§ What the task requires
Copy every line of the data exactly, leaving nothing out.

§ Material for the task
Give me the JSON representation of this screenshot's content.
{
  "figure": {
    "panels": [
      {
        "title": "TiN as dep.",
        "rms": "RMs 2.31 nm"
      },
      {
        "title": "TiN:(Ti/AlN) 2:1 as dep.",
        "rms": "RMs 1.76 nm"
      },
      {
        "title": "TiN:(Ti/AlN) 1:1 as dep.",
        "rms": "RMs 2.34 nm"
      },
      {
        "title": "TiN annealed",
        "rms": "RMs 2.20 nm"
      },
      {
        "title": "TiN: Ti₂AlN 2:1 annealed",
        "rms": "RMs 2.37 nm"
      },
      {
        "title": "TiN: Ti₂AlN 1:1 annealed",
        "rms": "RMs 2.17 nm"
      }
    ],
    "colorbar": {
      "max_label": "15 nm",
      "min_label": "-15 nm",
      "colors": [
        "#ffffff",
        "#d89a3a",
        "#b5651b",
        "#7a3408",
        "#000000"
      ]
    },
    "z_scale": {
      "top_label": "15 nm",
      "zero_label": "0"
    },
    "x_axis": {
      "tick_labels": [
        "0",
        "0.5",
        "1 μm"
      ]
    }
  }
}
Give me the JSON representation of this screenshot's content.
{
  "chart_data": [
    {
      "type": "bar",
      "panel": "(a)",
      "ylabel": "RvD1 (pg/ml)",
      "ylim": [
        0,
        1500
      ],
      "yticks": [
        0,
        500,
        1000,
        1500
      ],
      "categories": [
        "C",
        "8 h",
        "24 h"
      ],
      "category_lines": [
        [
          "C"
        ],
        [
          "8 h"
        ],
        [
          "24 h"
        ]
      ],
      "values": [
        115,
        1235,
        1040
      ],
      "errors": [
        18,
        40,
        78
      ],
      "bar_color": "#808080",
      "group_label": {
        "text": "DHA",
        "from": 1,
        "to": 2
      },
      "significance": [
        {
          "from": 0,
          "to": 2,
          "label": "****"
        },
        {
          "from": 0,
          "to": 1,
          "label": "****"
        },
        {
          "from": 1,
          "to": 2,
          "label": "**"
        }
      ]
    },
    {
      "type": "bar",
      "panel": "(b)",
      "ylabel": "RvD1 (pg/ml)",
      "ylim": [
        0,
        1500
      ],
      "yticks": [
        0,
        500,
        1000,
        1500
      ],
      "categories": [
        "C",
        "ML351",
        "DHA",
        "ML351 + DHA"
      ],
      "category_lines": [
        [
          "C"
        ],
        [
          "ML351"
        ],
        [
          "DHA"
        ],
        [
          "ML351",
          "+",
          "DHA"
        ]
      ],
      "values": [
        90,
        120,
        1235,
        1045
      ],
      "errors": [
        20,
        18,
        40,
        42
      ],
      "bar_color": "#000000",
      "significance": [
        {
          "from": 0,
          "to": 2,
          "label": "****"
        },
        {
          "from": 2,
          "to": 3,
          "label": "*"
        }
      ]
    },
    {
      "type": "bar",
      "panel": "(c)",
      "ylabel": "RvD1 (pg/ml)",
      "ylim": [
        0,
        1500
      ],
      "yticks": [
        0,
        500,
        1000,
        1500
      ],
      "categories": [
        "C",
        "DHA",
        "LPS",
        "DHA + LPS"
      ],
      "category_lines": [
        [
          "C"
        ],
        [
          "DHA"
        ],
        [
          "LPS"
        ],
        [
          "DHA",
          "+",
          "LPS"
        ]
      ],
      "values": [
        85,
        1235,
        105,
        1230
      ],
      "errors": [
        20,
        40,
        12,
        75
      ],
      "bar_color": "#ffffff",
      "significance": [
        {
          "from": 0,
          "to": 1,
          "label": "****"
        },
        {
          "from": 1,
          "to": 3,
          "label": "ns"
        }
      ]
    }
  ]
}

§ Reply
Give me the JSON representation of this screenshot's content.
{
  "figure": {
    "panels": [
      {
        "title": "TiN as dep.",
        "rms": "RMs 2.31 nm"
      },
      {
        "title": "TiN:(Ti/AlN) 2:1 as dep.",
        "rms": "RMs 1.76 nm"
      },
      {
        "title": "TiN:(Ti/AlN) 1:1 as dep.",
        "rms": "RMs 2.34 nm"
      },
      {
        "title": "TiN annealed",
        "rms": "RMs 2.20 nm"
      },
      {
        "title": "TiN: Ti₂AlN 2:1 annealed",
        "rms": "RMs 2.37 nm"
      },
      {
        "title": "TiN: Ti₂AlN 1:1 annealed",
        "rms": "RMs 2.17 nm"
      }
    ],
    "colorbar": {
      "max_label": "15 nm",
      "min_label": "-15 nm",
      "colors": [
        "#ffffff",
        "#d89a3a",
        "#b5651b",
        "#7a3408",
        "#000000"
      ]
    },
    "z_scale": {
      "top_label": "15 nm",
      "zero_label": "0"
    },
    "x_axis": {
      "tick_labels": [
        "0",
        "0.5",
        "1 μm"
      ]
    }
  }
}
Give me the JSON representation of this screenshot's content.
{
  "chart_data": [
    {
      "type": "bar",
      "panel": "(a)",
      "ylabel": "RvD1 (pg/ml)",
      "ylim": [
        0,
        1500
      ],
      "yticks": [
        0,
        500,
        1000,
        1500
      ],
      "categories": [
        "C",
        "8 h",
        "24 h"
      ],
      "category_lines": [
        [
          "C"
        ],
        [
          "8 h"
        ],
        [
          "24 h"
        ]
      ],
      "values": [
        115,
        1235,
        1040
      ],
      "errors": [
        18,
        40,
        78
      ],
      "bar_color": "#808080",
      "group_label": {
        "text": "DHA",
        "from": 1,
        "to": 2
      },
      "significance": [
        {
          "from": 0,
          "to": 2,
          "label": "****"
        },
        {
          "from": 0,
          "to": 1,
          "label": "****"
        },
        {
          "from": 1,
          "to": 2,
          "label": "**"
        }
      ]
    },
    {
      "type": "bar",
      "panel": "(b)",
      "ylabel": "RvD1 (pg/ml)",
      "ylim": [
        0,
        1500
      ],
      "yticks": [
        0,
        500,
        1000,
        1500
      ],
      "categories": [
        "C",
        "ML351",
        "DHA",
        "ML351 + DHA"
      ],
      "category_lines": [
        [
          "C"
        ],
        [
          "ML351"
        ],
        [
          "DHA"
        ],
        [
          "ML351",
          "+",
          "DHA"
        ]
      ],
      "values": [
        90,
        120,
        1235,
        1045
      ],
      "errors": [
        20,
        18,
        40,
        42
      ],
      "bar_color": "#000000",
      "significance": [
        {
          "from": 0,
          "to": 2,
          "label": "****"
        },
        {
          "from": 2,
          "to": 3,
          "label": "*"
        }
      ]
    },
    {
      "type": "bar",
      "panel": "(c)",
      "ylabel": "RvD1 (pg/ml)",
      "ylim": [
        0,
        1500
      ],
      "yticks": [
        0,
        500,
        1000,
        1500
      ],
      "categories": [
        "C",
        "DHA",
        "LPS",
        "DHA + LPS"
      ],
      "category_lines": [
        [
          "C"
        ],
        [
          "DHA"
        ],
        [
          "LPS"
        ],
        [
          "DHA",
          "+",
          "LPS"
        ]
      ],
      "values": [
        85,
        1235,
        105,
        1230
      ],
      "errors": [
        20,
        40,
        12,
        75
      ],
      "bar_color": "#ffffff",
      "significance": [
        {
          "from": 0,
          "to": 1,
          "label": "****"
        },
        {
          "from": 1,
          "to": 3,
          "label": "ns"
        }
      ]
    }
  ]
}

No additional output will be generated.